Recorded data
#####
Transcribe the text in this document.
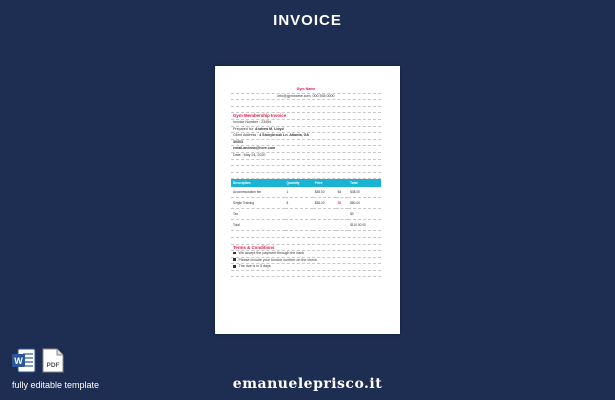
INVOICE
Gym Name
info@gymname.com, 000 555 0000
Gym Membership Invoice
Invoice Number : 23454
Prepared for: Andrew M. Lloyd
Client Address : 4 Stonybrook Ln. Atlanta, GA
30303
email.andrew@here.com
Date : May 24, 2020
Description	Quantity	Price		Total
Accommodation fee	1	$38.00	$4	$38.00
Single Training	8	$38.00	$8	$80.00
Tax				$0
Total				$110.00.00
Terms & Conditions
We accept the payment through the bank
Please include your Invoice number on the check
The due is in 5 days
W	PDF
fully editable template	emanueleprisco.it
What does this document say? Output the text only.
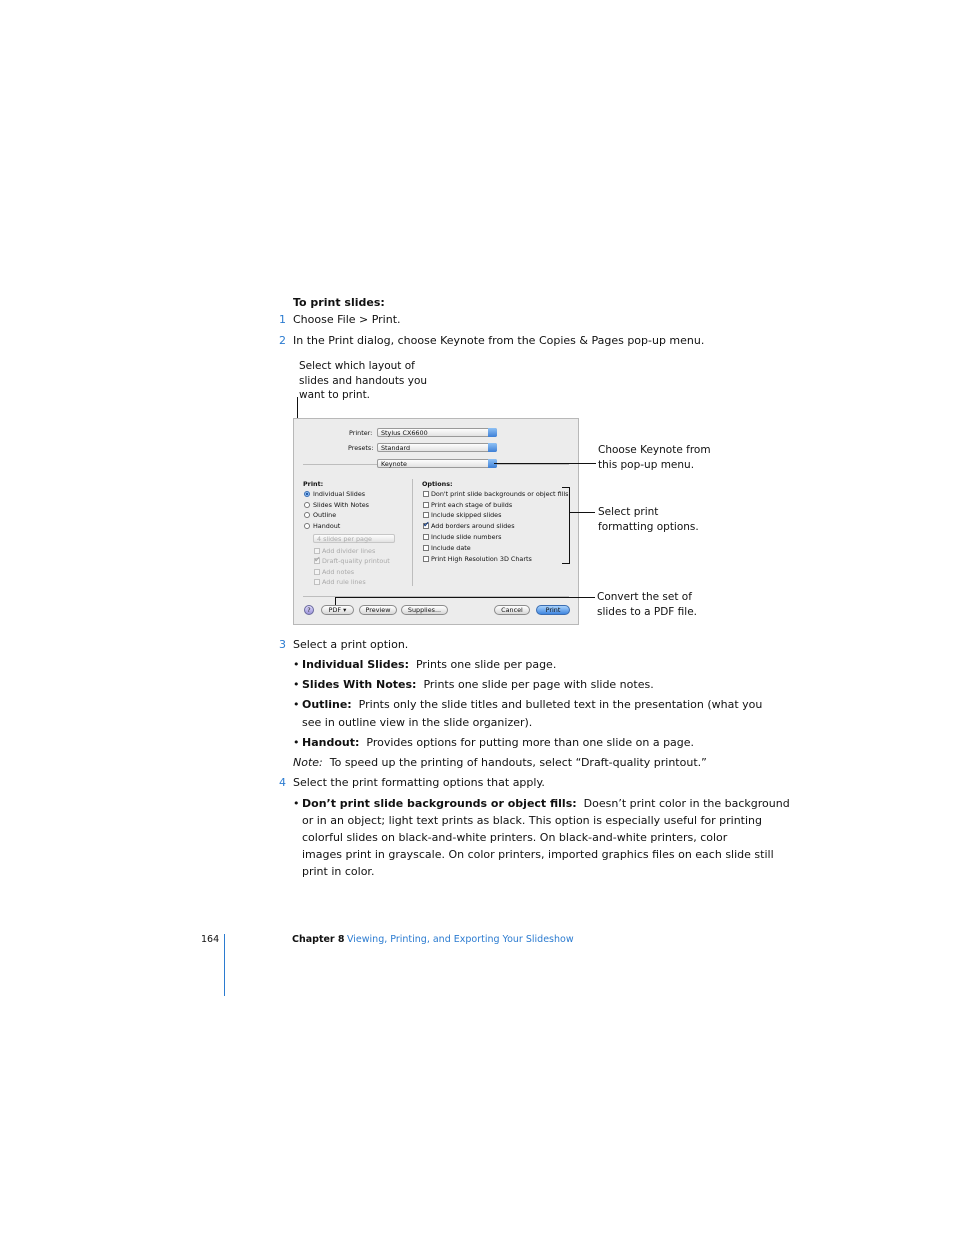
To print slides:
1 Choose File > Print.
2 In the Print dialog, choose Keynote from the Copies & Pages pop-up menu.
Select which layout of
slides and handouts you
want to print.
Printer: Stylus CX6600
Presets: Standard
Keynote
Print:
Individual Slides
Slides With Notes
Outline
Handout
4 slides per page
Add divider lines
✔
Draft-quality printout
Add notes
Add rule lines
Options:
Don't print slide backgrounds or object fills
Print each stage of builds
Include skipped slides
✔
Add borders around slides
Include slide numbers
Include date
Print High Resolution 3D Charts
?	PDF ▾	Preview	Supplies...	Cancel	Print
Choose Keynote from
this pop-up menu.
Select print
formatting options.
Convert the set of
slides to a PDF file.
3 Select a print option.
• Individual Slides: Prints one slide per page.
• Slides With Notes: Prints one slide per page with slide notes.
• Outline: Prints only the slide titles and bulleted text in the presentation (what you
see in outline view in the slide organizer).
• Handout: Provides options for putting more than one slide on a page.
Note: To speed up the printing of handouts, select “Draft-quality printout.”
4 Select the print formatting options that apply.
• Don’t print slide backgrounds or object fills: Doesn’t print color in the background
or in an object; light text prints as black. This option is especially useful for printing
colorful slides on black-and-white printers. On black-and-white printers, color
images print in grayscale. On color printers, imported graphics files on each slide still
print in color.
164	Chapter 8 Viewing, Printing, and Exporting Your Slideshow
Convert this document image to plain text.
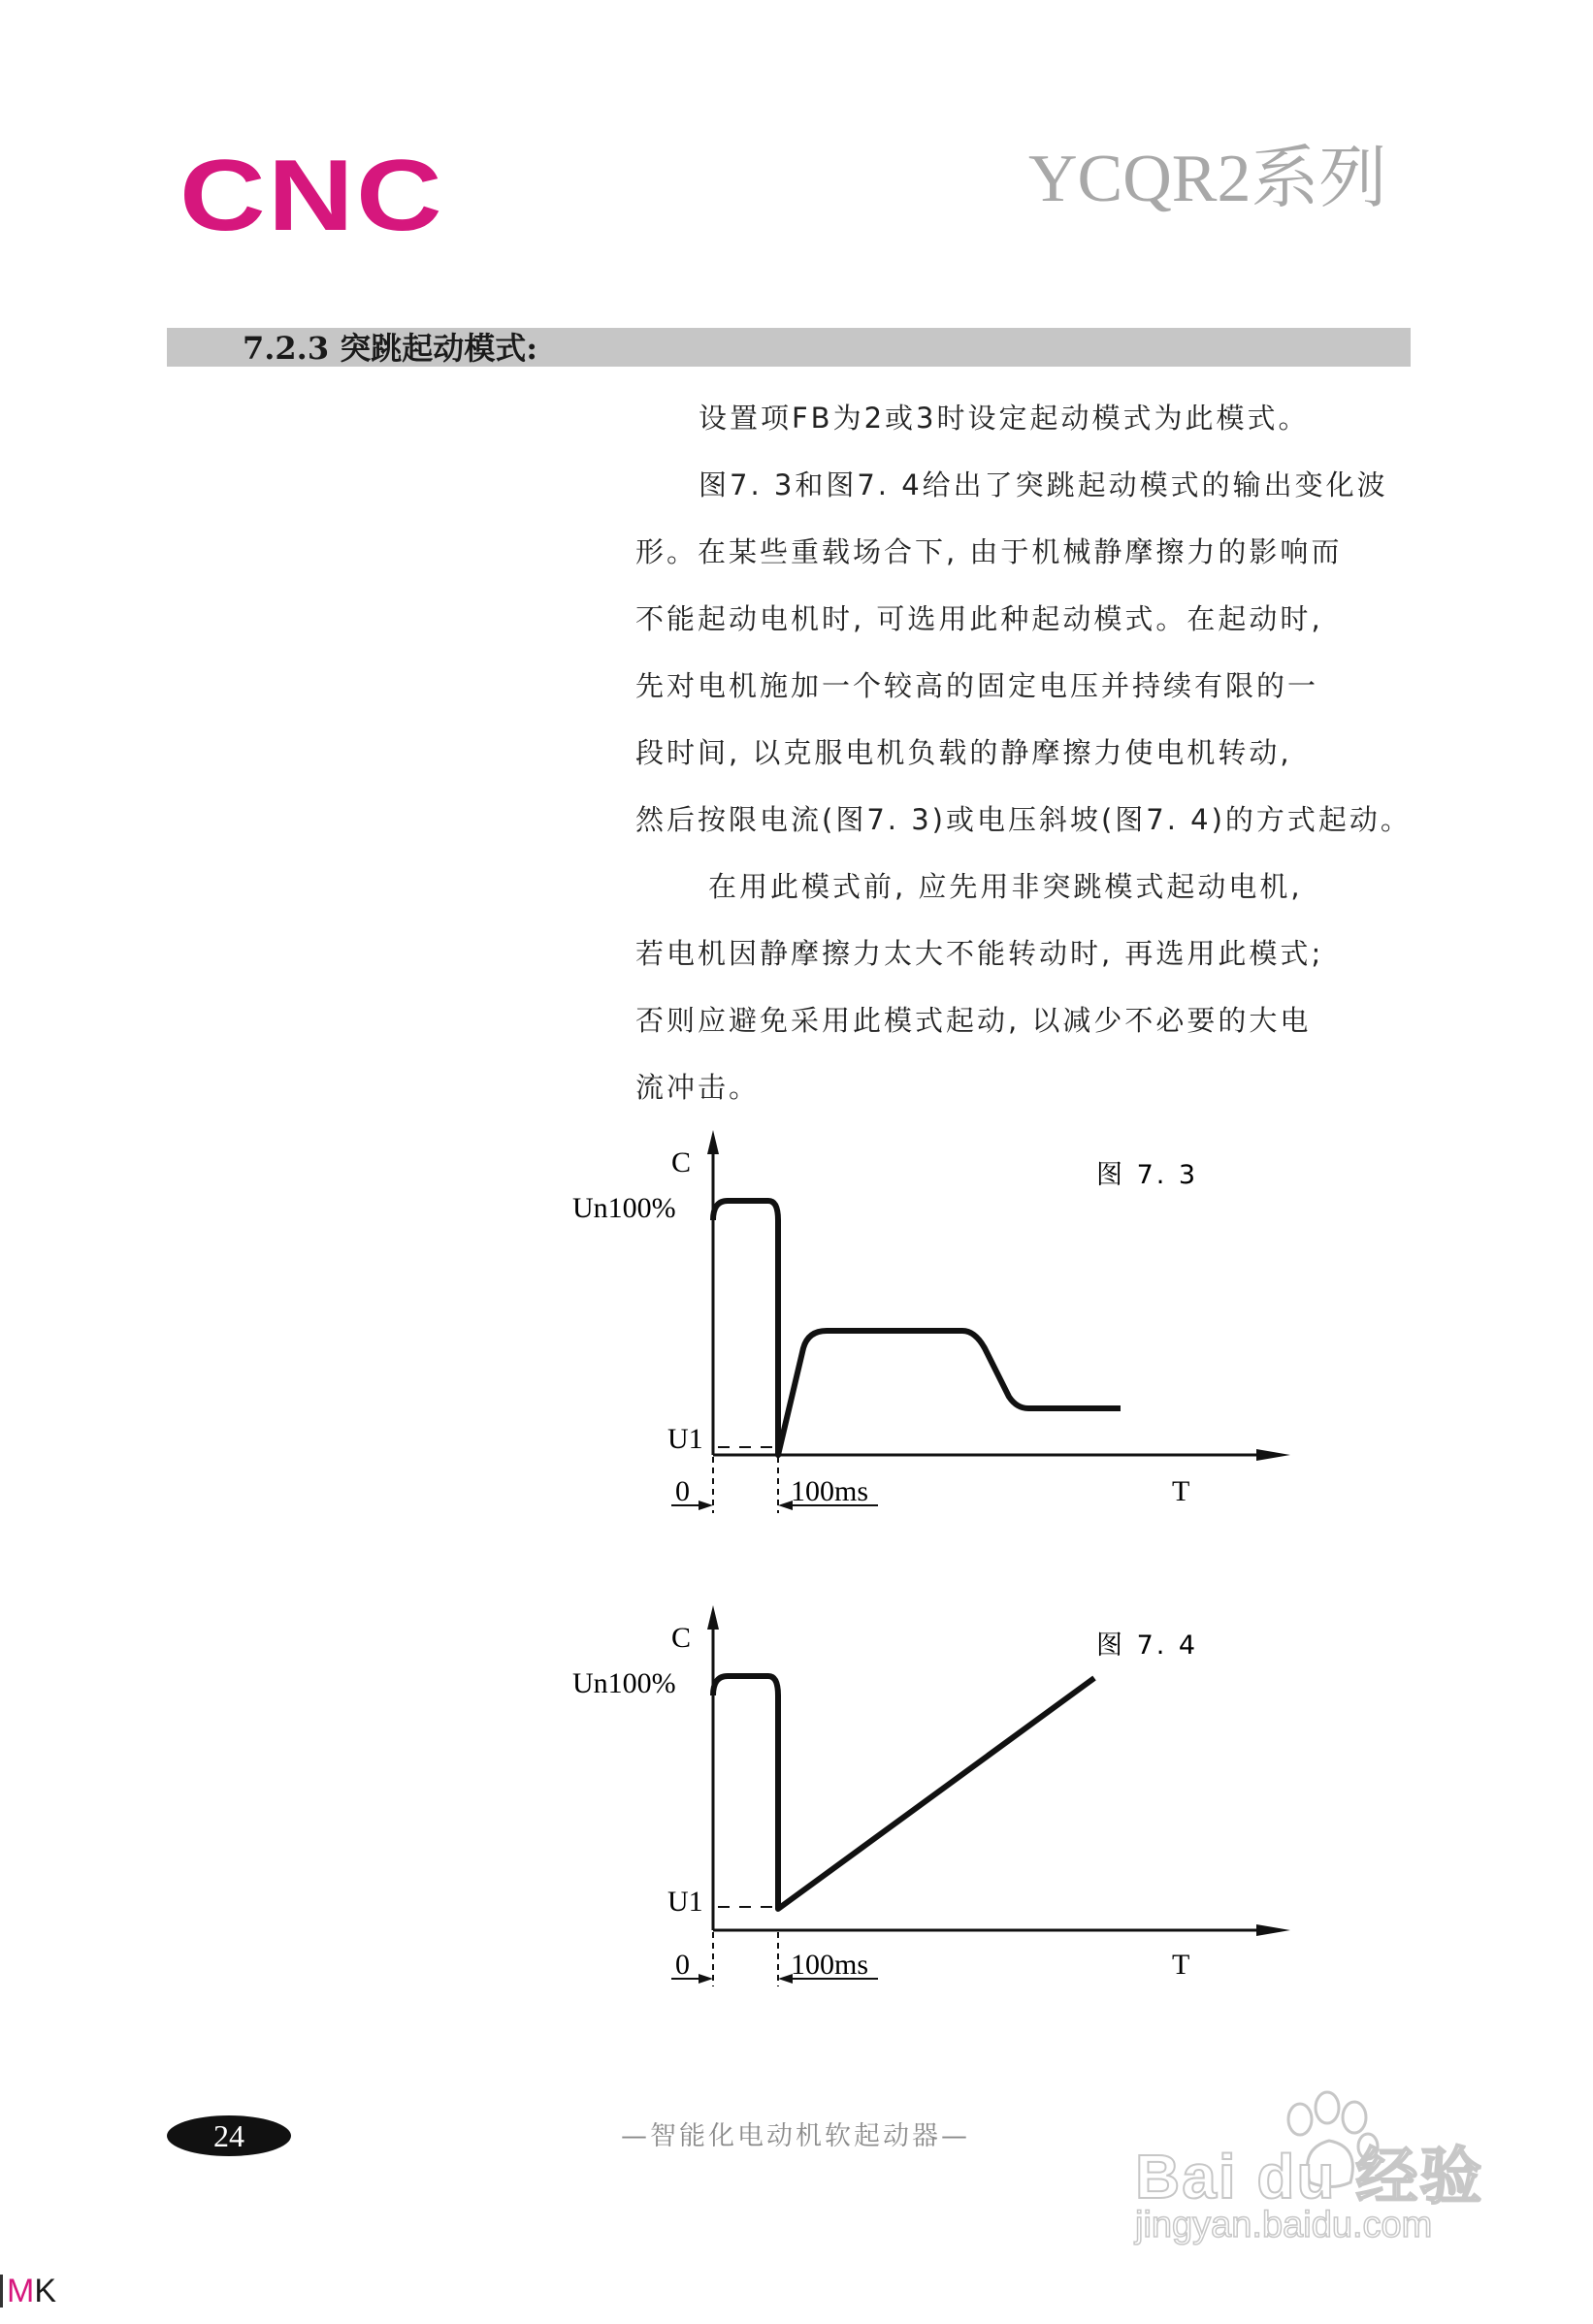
CNC	YCQR2系列
7.2.3 突跳起动模式:

设置项FB为2或3时设定起动模式为此模式。

图7. 3和图7. 4给出了突跳起动模式的输出变化波
形。在某些重载场合下, 由于机械静摩擦力的影响而
不能起动电机时, 可选用此种起动模式。在起动时,
先对电机施加一个较高的固定电压并持续有限的一
段时间, 以克服电机负载的静摩擦力使电机转动,
然后按限电流(图7. 3)或电压斜坡(图7. 4)的方式起动。

在用此模式前, 应先用非突跳模式起动电机,
若电机因静摩擦力太大不能转动时, 再选用此模式;
否则应避免采用此模式起动, 以减少不必要的大电
流冲击。

C
Un100%
U1
0	100ms	T
图 7. 3
C
Un100%
U1
0	100ms	T
图 7. 4
24	—智能化电动机软起动器—
Bai du 经验
jingyan.baidu.com
MK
#####
## WORK INSTRUCTIONS
Repeat each entry exactly as it appears; skip any picture.

## ANSWER BELOW
Transcribe the text in this document.
INVOICE
Gym Name
info@gymname.com, 000 555 0000
Gym Membership Invoice
Invoice Number : 23454
Prepared for: Andrew M. Lloyd
Client Address : 4 Stonybrook Ln. Atlanta, GA
30303
email.andrew@here.com
Date : May 24, 2020
Description	Quantity	Price		Total
Accommodation fee	1	$38.00	$4	$38.00
Single Training	8	$38.00	$8	$80.00
Tax				$0
Total				$110.00.00
Terms & Conditions
We accept the payment through the bank
Please include your Invoice number on the check
The due is in 5 days
W	PDF
fully editable template	emanueleprisco.it
What does this document say? Output the text only.
To print slides:
1 Choose File > Print.
2 In the Print dialog, choose Keynote from the Copies & Pages pop-up menu.
Select which layout of
slides and handouts you
want to print.
Printer: Stylus CX6600
Presets: Standard
Keynote
Print:
Individual Slides
Slides With Notes
Outline
Handout
4 slides per page
Add divider lines
✔
Draft-quality printout
Add notes
Add rule lines
Options:
Don't print slide backgrounds or object fills
Print each stage of builds
Include skipped slides
✔
Add borders around slides
Include slide numbers
Include date
Print High Resolution 3D Charts
?	PDF ▾	Preview	Supplies...	Cancel	Print
Choose Keynote from
this pop-up menu.
Select print
formatting options.
Convert the set of
slides to a PDF file.
3 Select a print option.
• Individual Slides: Prints one slide per page.
• Slides With Notes: Prints one slide per page with slide notes.
• Outline: Prints only the slide titles and bulleted text in the presentation (what you
see in outline view in the slide organizer).
• Handout: Provides options for putting more than one slide on a page.
Note: To speed up the printing of handouts, select “Draft-quality printout.”
4 Select the print formatting options that apply.
• Don’t print slide backgrounds or object fills: Doesn’t print color in the background
or in an object; light text prints as black. This option is especially useful for printing
colorful slides on black-and-white printers. On black-and-white printers, color
images print in grayscale. On color printers, imported graphics files on each slide still
print in color.
164	Chapter 8 Viewing, Printing, and Exporting Your Slideshow
Convert this document image to plain text.
CNC	YCQR2系列
7.2.3 突跳起动模式:

设置项FB为2或3时设定起动模式为此模式。

图7. 3和图7. 4给出了突跳起动模式的输出变化波
形。在某些重载场合下, 由于机械静摩擦力的影响而
不能起动电机时, 可选用此种起动模式。在起动时,
先对电机施加一个较高的固定电压并持续有限的一
段时间, 以克服电机负载的静摩擦力使电机转动,
然后按限电流(图7. 3)或电压斜坡(图7. 4)的方式起动。

在用此模式前, 应先用非突跳模式起动电机,
若电机因静摩擦力太大不能转动时, 再选用此模式;
否则应避免采用此模式起动, 以减少不必要的大电
流冲击。

C
Un100%
U1
0	100ms	T
图 7. 3
C
Un100%
U1
0	100ms	T
图 7. 4
24	—智能化电动机软起动器—
Bai du 经验
jingyan.baidu.com
MK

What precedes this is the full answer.